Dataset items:
.....
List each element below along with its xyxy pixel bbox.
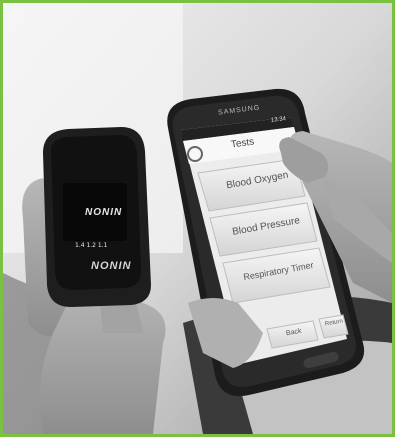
photo-frame: SAMSUNG 13:34 Tests Blood Oxygen Blood P… bbox=[0, 0, 395, 437]
photo bbox=[3, 3, 392, 434]
oximeter-readout: 1.4 1.2 1.1 bbox=[75, 242, 108, 249]
return-button[interactable] bbox=[318, 314, 349, 339]
oximeter-logo-bottom: NONIN bbox=[91, 260, 132, 272]
oximeter-logo-top: NONIN bbox=[85, 207, 123, 218]
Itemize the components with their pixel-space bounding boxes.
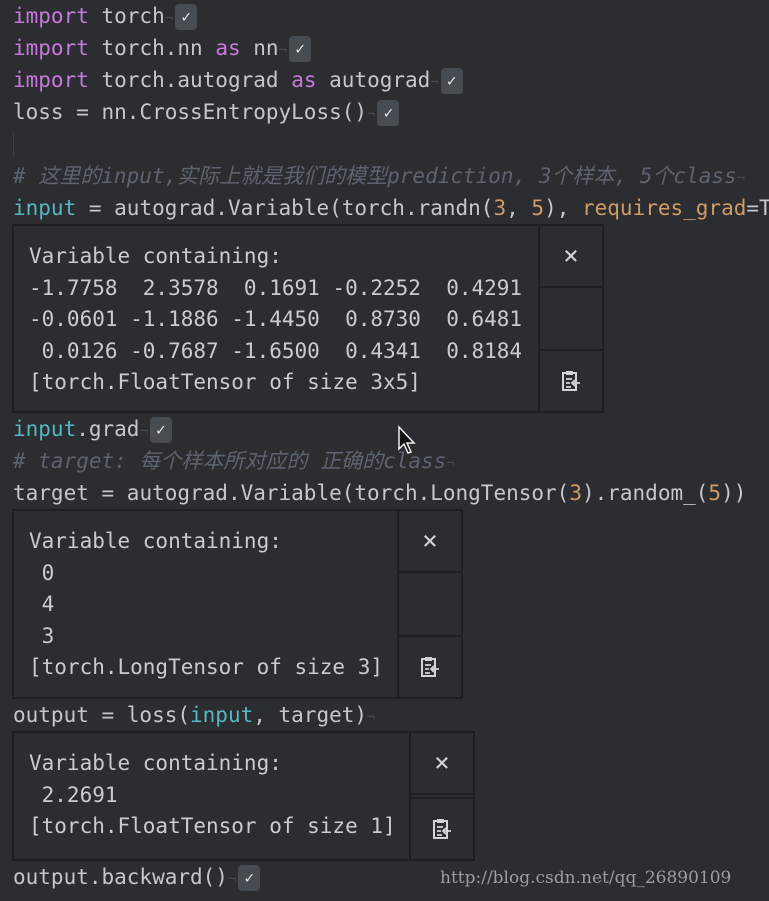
.....
▶ [Work to be completed] Tally the lines in the rows above that contain the string "pixel", counting a match only when its uppercase and lowercase letters are the same, and reply with the number alone.

▶ [Result] 2